*Material provided*

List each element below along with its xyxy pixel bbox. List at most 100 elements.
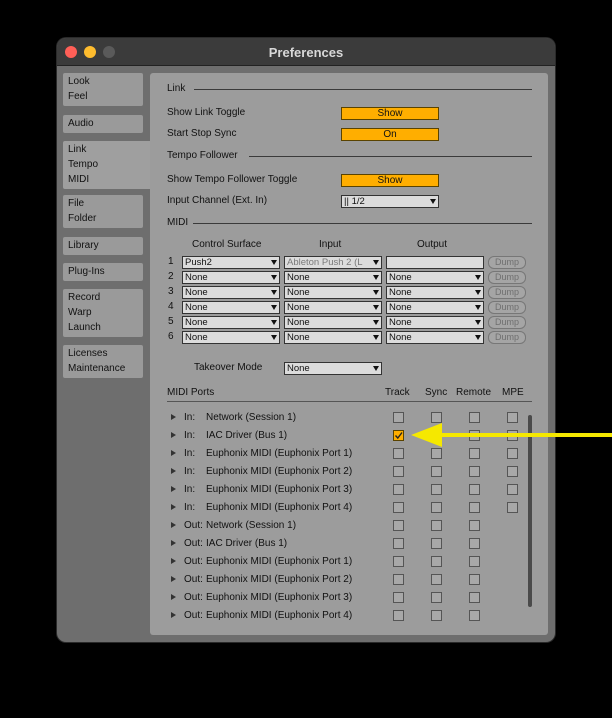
remote-checkbox[interactable] [469,538,480,549]
track-checkbox[interactable] [393,502,404,513]
sidebar-tab-look-feel[interactable]: Look Feel [63,73,143,106]
control-surface-dropdown[interactable]: None [182,301,280,314]
track-checkbox[interactable] [393,412,404,423]
sidebar-tab-plug-ins[interactable]: Plug-Ins [63,263,143,281]
mpe-checkbox[interactable] [507,448,518,459]
input-dropdown[interactable]: None [284,316,382,329]
port-name: Network (Session 1) [206,412,297,423]
mpe-checkbox[interactable] [507,502,518,513]
scrollbar[interactable] [528,415,532,607]
sync-checkbox[interactable] [431,502,442,513]
input-dropdown[interactable]: Ableton Push 2 (L [284,256,382,269]
track-checkbox[interactable] [393,448,404,459]
remote-checkbox[interactable] [469,430,480,441]
control-surface-dropdown[interactable]: Push2 [182,256,280,269]
sync-checkbox[interactable] [431,430,442,441]
sync-checkbox[interactable] [431,466,442,477]
input-dropdown[interactable]: None [284,331,382,344]
dump-button[interactable]: Dump [488,301,526,314]
sync-checkbox[interactable] [431,592,442,603]
expand-triangle-icon[interactable] [171,449,176,456]
port-name: Euphonix MIDI (Euphonix Port 4) [206,502,353,513]
sidebar-tab-record-warp-launch[interactable]: Record Warp Launch [63,289,143,337]
sync-checkbox[interactable] [431,556,442,567]
track-checkbox[interactable] [393,466,404,477]
dump-button[interactable]: Dump [488,331,526,344]
remote-checkbox[interactable] [469,556,480,567]
track-checkbox[interactable] [393,610,404,621]
remote-checkbox[interactable] [469,592,480,603]
remote-checkbox[interactable] [469,610,480,621]
mpe-checkbox[interactable] [507,412,518,423]
input-value: None [287,272,310,283]
dump-button[interactable]: Dump [488,286,526,299]
remote-checkbox[interactable] [469,466,480,477]
control-surface-dropdown[interactable]: None [182,271,280,284]
sidebar-tab-label: Plug-Ins [68,266,105,277]
sync-checkbox[interactable] [431,574,442,585]
sidebar-tab-licenses-maintenance[interactable]: Licenses Maintenance [63,345,143,378]
dump-button[interactable]: Dump [488,256,526,269]
expand-triangle-icon[interactable] [171,431,176,438]
remote-checkbox[interactable] [469,502,480,513]
expand-triangle-icon[interactable] [171,611,176,618]
show-link-toggle-button[interactable]: Show [341,107,439,120]
remote-checkbox[interactable] [469,484,480,495]
sync-checkbox[interactable] [431,520,442,531]
control-surface-dropdown[interactable]: None [182,331,280,344]
mpe-checkbox[interactable] [507,430,518,441]
dump-button[interactable]: Dump [488,316,526,329]
input-dropdown[interactable]: None [284,301,382,314]
sync-checkbox[interactable] [431,448,442,459]
mpe-checkbox[interactable] [507,466,518,477]
remote-checkbox[interactable] [469,520,480,531]
sidebar-tab-link-tempo-midi[interactable]: Link Tempo MIDI [63,141,159,189]
track-checkbox[interactable] [393,574,404,585]
port-direction: Out: [184,520,203,531]
control-surface-dropdown[interactable]: None [182,316,280,329]
port-direction: In: [184,466,196,477]
input-dropdown[interactable]: None [284,271,382,284]
mpe-checkbox[interactable] [507,484,518,495]
expand-triangle-icon[interactable] [171,575,176,582]
expand-triangle-icon[interactable] [171,467,176,474]
input-dropdown[interactable]: None [284,286,382,299]
dump-button[interactable]: Dump [488,271,526,284]
expand-triangle-icon[interactable] [171,503,176,510]
output-dropdown[interactable]: None [386,286,484,299]
input-channel-dropdown[interactable]: || 1/2 [341,195,439,208]
expand-triangle-icon[interactable] [171,539,176,546]
divider [193,223,532,224]
show-tempo-follower-toggle-button[interactable]: Show [341,174,439,187]
remote-checkbox[interactable] [469,574,480,585]
track-checkbox[interactable] [393,520,404,531]
track-checkbox[interactable] [393,556,404,567]
expand-triangle-icon[interactable] [171,413,176,420]
expand-triangle-icon[interactable] [171,485,176,492]
output-dropdown[interactable] [386,256,484,269]
remote-checkbox[interactable] [469,448,480,459]
track-checkbox[interactable] [393,484,404,495]
expand-triangle-icon[interactable] [171,521,176,528]
sync-checkbox[interactable] [431,484,442,495]
output-dropdown[interactable]: None [386,316,484,329]
output-dropdown[interactable]: None [386,271,484,284]
start-stop-sync-button[interactable]: On [341,128,439,141]
sidebar-tab-audio[interactable]: Audio [63,115,143,133]
sync-checkbox[interactable] [431,412,442,423]
track-checkbox[interactable] [393,430,404,441]
takeover-mode-dropdown[interactable]: None [284,362,382,375]
remote-checkbox[interactable] [469,412,480,423]
control-surface-dropdown[interactable]: None [182,286,280,299]
expand-triangle-icon[interactable] [171,593,176,600]
expand-triangle-icon[interactable] [171,557,176,564]
sidebar-tab-library[interactable]: Library [63,237,143,255]
chevron-down-icon [475,335,481,340]
sync-checkbox[interactable] [431,610,442,621]
output-dropdown[interactable]: None [386,331,484,344]
sidebar-tab-file-folder[interactable]: File Folder [63,195,143,228]
output-dropdown[interactable]: None [386,301,484,314]
sync-checkbox[interactable] [431,538,442,549]
track-checkbox[interactable] [393,538,404,549]
track-checkbox[interactable] [393,592,404,603]
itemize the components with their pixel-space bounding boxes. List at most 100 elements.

*Challenge*
Reproduce every line of the listing above verbatim, leaving out the pictures.

*Task answer*
List each element below along with its xyxy pixel bbox. List at most 100 elements.
remote-checkbox[interactable] [469,538,480,549]
track-checkbox[interactable] [393,502,404,513]
sidebar-tab-look-feel[interactable]: Look Feel [63,73,143,106]
control-surface-dropdown[interactable]: None [182,301,280,314]
track-checkbox[interactable] [393,412,404,423]
sidebar-tab-plug-ins[interactable]: Plug-Ins [63,263,143,281]
mpe-checkbox[interactable] [507,448,518,459]
input-dropdown[interactable]: None [284,316,382,329]
port-name: Network (Session 1) [206,412,297,423]
mpe-checkbox[interactable] [507,502,518,513]
scrollbar[interactable] [528,415,532,607]
sync-checkbox[interactable] [431,502,442,513]
input-dropdown[interactable]: Ableton Push 2 (L [284,256,382,269]
track-checkbox[interactable] [393,448,404,459]
remote-checkbox[interactable] [469,430,480,441]
control-surface-dropdown[interactable]: Push2 [182,256,280,269]
sync-checkbox[interactable] [431,430,442,441]
sync-checkbox[interactable] [431,466,442,477]
input-dropdown[interactable]: None [284,331,382,344]
dump-button[interactable]: Dump [488,301,526,314]
sync-checkbox[interactable] [431,592,442,603]
expand-triangle-icon[interactable] [171,449,176,456]
port-name: Euphonix MIDI (Euphonix Port 4) [206,502,353,513]
sidebar-tab-record-warp-launch[interactable]: Record Warp Launch [63,289,143,337]
sync-checkbox[interactable] [431,556,442,567]
track-checkbox[interactable] [393,466,404,477]
dump-button[interactable]: Dump [488,331,526,344]
remote-checkbox[interactable] [469,556,480,567]
track-checkbox[interactable] [393,610,404,621]
remote-checkbox[interactable] [469,592,480,603]
remote-checkbox[interactable] [469,610,480,621]
mpe-checkbox[interactable] [507,412,518,423]
input-value: None [287,272,310,283]
dump-button[interactable]: Dump [488,286,526,299]
remote-checkbox[interactable] [469,466,480,477]
control-surface-dropdown[interactable]: None [182,271,280,284]
sidebar-tab-label: Plug-Ins [68,266,105,277]
sync-checkbox[interactable] [431,574,442,585]
sidebar-tab-licenses-maintenance[interactable]: Licenses Maintenance [63,345,143,378]
dump-button[interactable]: Dump [488,256,526,269]
expand-triangle-icon[interactable] [171,431,176,438]
remote-checkbox[interactable] [469,502,480,513]
expand-triangle-icon[interactable] [171,611,176,618]
show-link-toggle-button[interactable]: Show [341,107,439,120]
remote-checkbox[interactable] [469,484,480,495]
sync-checkbox[interactable] [431,520,442,531]
control-surface-dropdown[interactable]: None [182,331,280,344]
mpe-checkbox[interactable] [507,430,518,441]
dump-button[interactable]: Dump [488,316,526,329]
input-dropdown[interactable]: None [284,301,382,314]
sync-checkbox[interactable] [431,448,442,459]
mpe-checkbox[interactable] [507,466,518,477]
remote-checkbox[interactable] [469,520,480,531]
sidebar-tab-link-tempo-midi[interactable]: Link Tempo MIDI [63,141,159,189]
track-checkbox[interactable] [393,574,404,585]
port-direction: Out: [184,520,203,531]
control-surface-dropdown[interactable]: None [182,316,280,329]
port-direction: In: [184,466,196,477]
input-dropdown[interactable]: None [284,271,382,284]
mpe-checkbox[interactable] [507,484,518,495]
expand-triangle-icon[interactable] [171,575,176,582]
expand-triangle-icon[interactable] [171,467,176,474]
input-dropdown[interactable]: None [284,286,382,299]
dump-button[interactable]: Dump [488,271,526,284]
expand-triangle-icon[interactable] [171,503,176,510]
output-dropdown[interactable]: None [386,286,484,299]
input-channel-dropdown[interactable]: || 1/2 [341,195,439,208]
expand-triangle-icon[interactable] [171,539,176,546]
divider [193,223,532,224]
show-tempo-follower-toggle-button[interactable]: Show [341,174,439,187]
remote-checkbox[interactable] [469,574,480,585]
track-checkbox[interactable] [393,520,404,531]
track-checkbox[interactable] [393,556,404,567]
expand-triangle-icon[interactable] [171,413,176,420]
expand-triangle-icon[interactable] [171,485,176,492]
output-dropdown[interactable] [386,256,484,269]
remote-checkbox[interactable] [469,448,480,459]
track-checkbox[interactable] [393,484,404,495]
expand-triangle-icon[interactable] [171,521,176,528]
sync-checkbox[interactable] [431,484,442,495]
output-dropdown[interactable]: None [386,316,484,329]
output-dropdown[interactable]: None [386,271,484,284]
start-stop-sync-button[interactable]: On [341,128,439,141]
sidebar-tab-audio[interactable]: Audio [63,115,143,133]
sync-checkbox[interactable] [431,412,442,423]
track-checkbox[interactable] [393,430,404,441]
takeover-mode-dropdown[interactable]: None [284,362,382,375]
remote-checkbox[interactable] [469,412,480,423]
control-surface-dropdown[interactable]: None [182,286,280,299]
expand-triangle-icon[interactable] [171,593,176,600]
expand-triangle-icon[interactable] [171,557,176,564]
sidebar-tab-library[interactable]: Library [63,237,143,255]
chevron-down-icon [475,335,481,340]
sync-checkbox[interactable] [431,610,442,621]
output-dropdown[interactable]: None [386,331,484,344]
sidebar-tab-file-folder[interactable]: File Folder [63,195,143,228]
output-dropdown[interactable]: None [386,301,484,314]
sync-checkbox[interactable] [431,538,442,549]
track-checkbox[interactable] [393,538,404,549]
track-checkbox[interactable] [393,592,404,603]
itemize the components with their pixel-space bounding boxes. List at most 100 elements.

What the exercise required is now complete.